[Lines of data]
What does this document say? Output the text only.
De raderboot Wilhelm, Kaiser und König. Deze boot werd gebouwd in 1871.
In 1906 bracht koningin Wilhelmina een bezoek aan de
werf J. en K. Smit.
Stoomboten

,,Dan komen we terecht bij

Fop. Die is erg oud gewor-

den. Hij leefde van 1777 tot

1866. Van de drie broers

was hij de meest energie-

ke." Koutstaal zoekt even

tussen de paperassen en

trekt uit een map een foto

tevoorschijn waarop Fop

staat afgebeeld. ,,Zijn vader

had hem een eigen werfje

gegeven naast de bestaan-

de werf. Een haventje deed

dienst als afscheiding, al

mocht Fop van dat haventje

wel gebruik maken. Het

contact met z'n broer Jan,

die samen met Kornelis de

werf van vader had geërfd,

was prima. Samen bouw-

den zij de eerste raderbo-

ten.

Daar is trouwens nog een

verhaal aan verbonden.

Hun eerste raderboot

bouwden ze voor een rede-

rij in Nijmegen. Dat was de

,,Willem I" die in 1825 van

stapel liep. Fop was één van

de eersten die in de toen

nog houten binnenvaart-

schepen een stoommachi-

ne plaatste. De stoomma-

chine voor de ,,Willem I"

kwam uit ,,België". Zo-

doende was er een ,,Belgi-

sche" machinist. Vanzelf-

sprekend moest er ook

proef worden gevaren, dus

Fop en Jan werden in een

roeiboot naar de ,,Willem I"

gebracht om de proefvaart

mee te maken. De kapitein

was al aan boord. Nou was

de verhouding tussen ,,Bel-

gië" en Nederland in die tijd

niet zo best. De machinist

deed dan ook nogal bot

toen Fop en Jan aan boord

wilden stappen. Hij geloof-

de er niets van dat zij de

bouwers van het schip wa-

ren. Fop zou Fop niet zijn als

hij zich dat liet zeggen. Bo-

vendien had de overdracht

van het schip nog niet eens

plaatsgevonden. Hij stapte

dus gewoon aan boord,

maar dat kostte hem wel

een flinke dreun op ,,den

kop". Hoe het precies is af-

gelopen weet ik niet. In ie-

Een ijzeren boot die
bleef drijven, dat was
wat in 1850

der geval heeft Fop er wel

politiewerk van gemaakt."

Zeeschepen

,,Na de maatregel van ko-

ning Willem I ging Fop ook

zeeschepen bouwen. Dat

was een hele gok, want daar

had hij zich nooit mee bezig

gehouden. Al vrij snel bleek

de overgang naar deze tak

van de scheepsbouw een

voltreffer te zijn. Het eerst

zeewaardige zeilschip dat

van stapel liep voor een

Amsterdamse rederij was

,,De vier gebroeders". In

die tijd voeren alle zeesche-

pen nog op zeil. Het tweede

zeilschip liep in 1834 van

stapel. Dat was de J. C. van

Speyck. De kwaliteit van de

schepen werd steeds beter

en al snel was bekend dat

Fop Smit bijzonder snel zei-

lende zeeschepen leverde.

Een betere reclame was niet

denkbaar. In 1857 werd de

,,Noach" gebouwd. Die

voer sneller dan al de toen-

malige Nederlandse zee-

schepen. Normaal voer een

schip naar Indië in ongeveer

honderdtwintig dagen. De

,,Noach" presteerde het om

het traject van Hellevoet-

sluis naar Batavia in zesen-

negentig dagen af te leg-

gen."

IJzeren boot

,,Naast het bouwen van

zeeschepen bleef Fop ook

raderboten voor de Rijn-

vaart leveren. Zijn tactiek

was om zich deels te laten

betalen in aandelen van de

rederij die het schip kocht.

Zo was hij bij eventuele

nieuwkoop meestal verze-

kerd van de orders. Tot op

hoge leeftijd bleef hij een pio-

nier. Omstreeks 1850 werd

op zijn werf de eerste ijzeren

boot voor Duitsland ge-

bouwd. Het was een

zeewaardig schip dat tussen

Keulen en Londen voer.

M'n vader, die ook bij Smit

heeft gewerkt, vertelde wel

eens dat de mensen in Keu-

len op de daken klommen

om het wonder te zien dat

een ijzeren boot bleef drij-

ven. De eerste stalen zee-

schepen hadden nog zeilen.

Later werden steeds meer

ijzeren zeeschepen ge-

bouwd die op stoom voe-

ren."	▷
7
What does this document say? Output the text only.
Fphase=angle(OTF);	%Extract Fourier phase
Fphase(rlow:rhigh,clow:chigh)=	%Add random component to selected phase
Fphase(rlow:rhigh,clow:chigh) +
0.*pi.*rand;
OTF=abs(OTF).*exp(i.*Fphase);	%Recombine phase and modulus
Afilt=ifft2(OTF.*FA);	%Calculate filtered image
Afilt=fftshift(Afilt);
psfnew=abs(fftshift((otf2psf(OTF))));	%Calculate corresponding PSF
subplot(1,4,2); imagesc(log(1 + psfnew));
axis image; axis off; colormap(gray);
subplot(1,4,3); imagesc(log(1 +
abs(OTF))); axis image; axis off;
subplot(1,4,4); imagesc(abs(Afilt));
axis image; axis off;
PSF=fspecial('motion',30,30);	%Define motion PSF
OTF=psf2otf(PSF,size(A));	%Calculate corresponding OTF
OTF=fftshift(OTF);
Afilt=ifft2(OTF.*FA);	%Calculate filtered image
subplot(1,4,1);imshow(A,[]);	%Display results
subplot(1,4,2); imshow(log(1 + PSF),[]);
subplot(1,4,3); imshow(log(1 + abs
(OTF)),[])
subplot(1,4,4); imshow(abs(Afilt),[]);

▸ **The request**:
Copy out all of the lines above exactly.

▸ **Answer**:
What does this document say? Output the text only.
De raderboot Wilhelm, Kaiser und König. Deze boot werd gebouwd in 1871.
In 1906 bracht koningin Wilhelmina een bezoek aan de
werf J. en K. Smit.
Stoomboten

,,Dan komen we terecht bij

Fop. Die is erg oud gewor-

den. Hij leefde van 1777 tot

1866. Van de drie broers

was hij de meest energie-

ke." Koutstaal zoekt even

tussen de paperassen en

trekt uit een map een foto

tevoorschijn waarop Fop

staat afgebeeld. ,,Zijn vader

had hem een eigen werfje

gegeven naast de bestaan-

de werf. Een haventje deed

dienst als afscheiding, al

mocht Fop van dat haventje

wel gebruik maken. Het

contact met z'n broer Jan,

die samen met Kornelis de

werf van vader had geërfd,

was prima. Samen bouw-

den zij de eerste raderbo-

ten.

Daar is trouwens nog een

verhaal aan verbonden.

Hun eerste raderboot

bouwden ze voor een rede-

rij in Nijmegen. Dat was de

,,Willem I" die in 1825 van

stapel liep. Fop was één van

de eersten die in de toen

nog houten binnenvaart-

schepen een stoommachi-

ne plaatste. De stoomma-

chine voor de ,,Willem I"

kwam uit ,,België". Zo-

doende was er een ,,Belgi-

sche" machinist. Vanzelf-

sprekend moest er ook

proef worden gevaren, dus

Fop en Jan werden in een

roeiboot naar de ,,Willem I"

gebracht om de proefvaart

mee te maken. De kapitein

was al aan boord. Nou was

de verhouding tussen ,,Bel-

gië" en Nederland in die tijd

niet zo best. De machinist

deed dan ook nogal bot

toen Fop en Jan aan boord

wilden stappen. Hij geloof-

de er niets van dat zij de

bouwers van het schip wa-

ren. Fop zou Fop niet zijn als

hij zich dat liet zeggen. Bo-

vendien had de overdracht

van het schip nog niet eens

plaatsgevonden. Hij stapte

dus gewoon aan boord,

maar dat kostte hem wel

een flinke dreun op ,,den

kop". Hoe het precies is af-

gelopen weet ik niet. In ie-

Een ijzeren boot die
bleef drijven, dat was
wat in 1850

der geval heeft Fop er wel

politiewerk van gemaakt."

Zeeschepen

,,Na de maatregel van ko-

ning Willem I ging Fop ook

zeeschepen bouwen. Dat

was een hele gok, want daar

had hij zich nooit mee bezig

gehouden. Al vrij snel bleek

de overgang naar deze tak

van de scheepsbouw een

voltreffer te zijn. Het eerst

zeewaardige zeilschip dat

van stapel liep voor een

Amsterdamse rederij was

,,De vier gebroeders". In

die tijd voeren alle zeesche-

pen nog op zeil. Het tweede

zeilschip liep in 1834 van

stapel. Dat was de J. C. van

Speyck. De kwaliteit van de

schepen werd steeds beter

en al snel was bekend dat

Fop Smit bijzonder snel zei-

lende zeeschepen leverde.

Een betere reclame was niet

denkbaar. In 1857 werd de

,,Noach" gebouwd. Die

voer sneller dan al de toen-

malige Nederlandse zee-

schepen. Normaal voer een

schip naar Indië in ongeveer

honderdtwintig dagen. De

,,Noach" presteerde het om

het traject van Hellevoet-

sluis naar Batavia in zesen-

negentig dagen af te leg-

gen."

IJzeren boot

,,Naast het bouwen van

zeeschepen bleef Fop ook

raderboten voor de Rijn-

vaart leveren. Zijn tactiek

was om zich deels te laten

betalen in aandelen van de

rederij die het schip kocht.

Zo was hij bij eventuele

nieuwkoop meestal verze-

kerd van de orders. Tot op

hoge leeftijd bleef hij een pio-

nier. Omstreeks 1850 werd

op zijn werf de eerste ijzeren

boot voor Duitsland ge-

bouwd. Het was een

zeewaardig schip dat tussen

Keulen en Londen voer.

M'n vader, die ook bij Smit

heeft gewerkt, vertelde wel

eens dat de mensen in Keu-

len op de daken klommen

om het wonder te zien dat

een ijzeren boot bleef drij-

ven. De eerste stalen zee-

schepen hadden nog zeilen.

Later werden steeds meer

ijzeren zeeschepen ge-

bouwd die op stoom voe-

ren."	▷
7
What does this document say? Output the text only.
Fphase=angle(OTF);	%Extract Fourier phase
Fphase(rlow:rhigh,clow:chigh)=	%Add random component to selected phase
Fphase(rlow:rhigh,clow:chigh) +
0.*pi.*rand;
OTF=abs(OTF).*exp(i.*Fphase);	%Recombine phase and modulus
Afilt=ifft2(OTF.*FA);	%Calculate filtered image
Afilt=fftshift(Afilt);
psfnew=abs(fftshift((otf2psf(OTF))));	%Calculate corresponding PSF
subplot(1,4,2); imagesc(log(1 + psfnew));
axis image; axis off; colormap(gray);
subplot(1,4,3); imagesc(log(1 +
abs(OTF))); axis image; axis off;
subplot(1,4,4); imagesc(abs(Afilt));
axis image; axis off;
PSF=fspecial('motion',30,30);	%Define motion PSF
OTF=psf2otf(PSF,size(A));	%Calculate corresponding OTF
OTF=fftshift(OTF);
Afilt=ifft2(OTF.*FA);	%Calculate filtered image
subplot(1,4,1);imshow(A,[]);	%Display results
subplot(1,4,2); imshow(log(1 + PSF),[]);
subplot(1,4,3); imshow(log(1 + abs
(OTF)),[])
subplot(1,4,4); imshow(abs(Afilt),[]);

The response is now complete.